Work to complete: Look through the material below and give the number of lines holding "content", with no other words.

Record list:
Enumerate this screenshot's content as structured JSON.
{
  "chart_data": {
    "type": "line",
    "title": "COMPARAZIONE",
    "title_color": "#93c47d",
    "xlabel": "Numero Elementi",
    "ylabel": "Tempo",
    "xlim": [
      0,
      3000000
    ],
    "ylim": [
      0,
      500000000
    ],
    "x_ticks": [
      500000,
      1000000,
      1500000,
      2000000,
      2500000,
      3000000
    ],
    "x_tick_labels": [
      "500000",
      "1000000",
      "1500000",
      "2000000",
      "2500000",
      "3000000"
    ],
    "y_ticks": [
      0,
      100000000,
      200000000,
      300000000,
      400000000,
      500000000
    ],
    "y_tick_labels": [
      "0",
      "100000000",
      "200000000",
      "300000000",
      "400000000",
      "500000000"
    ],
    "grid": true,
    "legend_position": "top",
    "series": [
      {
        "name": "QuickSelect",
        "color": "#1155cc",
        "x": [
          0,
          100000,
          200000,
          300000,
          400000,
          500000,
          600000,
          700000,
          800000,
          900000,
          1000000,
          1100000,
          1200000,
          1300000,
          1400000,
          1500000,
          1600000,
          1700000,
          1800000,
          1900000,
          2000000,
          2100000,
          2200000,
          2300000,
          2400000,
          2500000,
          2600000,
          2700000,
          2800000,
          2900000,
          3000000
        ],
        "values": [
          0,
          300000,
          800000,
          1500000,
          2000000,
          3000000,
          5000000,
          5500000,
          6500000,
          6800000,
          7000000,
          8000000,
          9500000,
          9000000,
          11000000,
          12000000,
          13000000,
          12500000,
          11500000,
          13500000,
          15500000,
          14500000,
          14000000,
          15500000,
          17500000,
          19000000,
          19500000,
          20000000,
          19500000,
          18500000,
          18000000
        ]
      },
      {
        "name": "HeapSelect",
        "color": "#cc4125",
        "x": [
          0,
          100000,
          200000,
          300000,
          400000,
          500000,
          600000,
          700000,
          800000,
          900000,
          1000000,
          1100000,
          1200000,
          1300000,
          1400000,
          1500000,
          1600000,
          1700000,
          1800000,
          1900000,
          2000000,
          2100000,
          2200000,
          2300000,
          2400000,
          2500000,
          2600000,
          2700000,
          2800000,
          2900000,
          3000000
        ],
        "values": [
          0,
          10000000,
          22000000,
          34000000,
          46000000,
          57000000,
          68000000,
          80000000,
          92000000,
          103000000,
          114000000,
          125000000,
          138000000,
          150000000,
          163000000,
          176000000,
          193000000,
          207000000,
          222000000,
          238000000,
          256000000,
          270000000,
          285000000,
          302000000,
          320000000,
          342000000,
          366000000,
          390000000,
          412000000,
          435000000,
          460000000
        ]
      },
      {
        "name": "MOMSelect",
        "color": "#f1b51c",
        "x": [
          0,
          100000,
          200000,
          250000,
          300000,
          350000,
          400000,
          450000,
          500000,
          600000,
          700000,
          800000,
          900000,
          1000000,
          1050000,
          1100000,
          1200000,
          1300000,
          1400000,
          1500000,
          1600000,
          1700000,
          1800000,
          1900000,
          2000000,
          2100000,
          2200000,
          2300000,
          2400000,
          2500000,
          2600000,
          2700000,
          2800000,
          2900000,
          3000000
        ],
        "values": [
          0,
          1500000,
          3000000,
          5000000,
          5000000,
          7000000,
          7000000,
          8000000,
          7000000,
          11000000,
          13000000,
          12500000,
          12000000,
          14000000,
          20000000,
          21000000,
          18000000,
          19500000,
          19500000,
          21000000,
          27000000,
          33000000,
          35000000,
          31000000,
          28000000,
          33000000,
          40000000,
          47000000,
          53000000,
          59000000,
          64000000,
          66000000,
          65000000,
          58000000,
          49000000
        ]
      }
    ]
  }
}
--
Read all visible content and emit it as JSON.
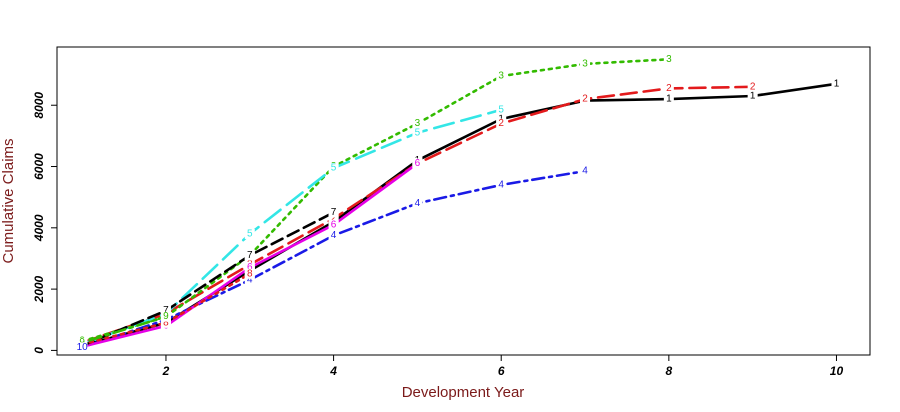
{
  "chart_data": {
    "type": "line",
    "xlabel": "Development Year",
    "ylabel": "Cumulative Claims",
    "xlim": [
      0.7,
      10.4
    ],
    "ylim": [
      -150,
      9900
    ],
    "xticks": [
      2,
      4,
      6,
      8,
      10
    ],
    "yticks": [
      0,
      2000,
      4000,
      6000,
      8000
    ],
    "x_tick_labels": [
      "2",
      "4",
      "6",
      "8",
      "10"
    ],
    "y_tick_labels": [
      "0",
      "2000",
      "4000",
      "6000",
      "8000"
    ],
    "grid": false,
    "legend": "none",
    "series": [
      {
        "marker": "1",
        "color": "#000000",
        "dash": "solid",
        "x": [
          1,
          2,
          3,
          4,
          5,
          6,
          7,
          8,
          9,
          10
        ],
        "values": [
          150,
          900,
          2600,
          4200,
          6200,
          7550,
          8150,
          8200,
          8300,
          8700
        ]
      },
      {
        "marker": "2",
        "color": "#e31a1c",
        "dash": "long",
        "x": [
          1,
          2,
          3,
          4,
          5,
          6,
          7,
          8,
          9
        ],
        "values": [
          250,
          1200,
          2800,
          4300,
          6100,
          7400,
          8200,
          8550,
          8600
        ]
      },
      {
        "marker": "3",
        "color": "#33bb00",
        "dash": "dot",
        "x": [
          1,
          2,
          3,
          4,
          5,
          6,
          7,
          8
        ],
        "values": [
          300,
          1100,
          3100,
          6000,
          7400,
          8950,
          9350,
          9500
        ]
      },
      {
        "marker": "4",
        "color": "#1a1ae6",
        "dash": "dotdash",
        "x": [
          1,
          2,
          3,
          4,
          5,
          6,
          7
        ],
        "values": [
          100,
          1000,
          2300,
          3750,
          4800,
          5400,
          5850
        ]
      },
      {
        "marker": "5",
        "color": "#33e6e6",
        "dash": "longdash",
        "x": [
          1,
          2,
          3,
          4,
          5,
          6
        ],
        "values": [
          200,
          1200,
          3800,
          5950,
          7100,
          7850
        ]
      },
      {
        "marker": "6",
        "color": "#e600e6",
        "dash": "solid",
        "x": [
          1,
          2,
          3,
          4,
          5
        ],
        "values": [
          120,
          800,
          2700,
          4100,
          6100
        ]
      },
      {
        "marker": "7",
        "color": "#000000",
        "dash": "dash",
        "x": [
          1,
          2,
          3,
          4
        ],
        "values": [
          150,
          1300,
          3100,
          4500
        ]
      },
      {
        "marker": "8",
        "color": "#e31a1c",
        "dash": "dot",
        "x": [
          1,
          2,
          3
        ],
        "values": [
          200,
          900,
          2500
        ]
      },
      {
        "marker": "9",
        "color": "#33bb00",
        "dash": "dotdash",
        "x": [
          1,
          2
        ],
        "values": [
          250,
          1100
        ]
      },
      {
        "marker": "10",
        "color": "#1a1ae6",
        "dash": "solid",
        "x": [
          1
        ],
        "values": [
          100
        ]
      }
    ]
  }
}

Exercise solution: 2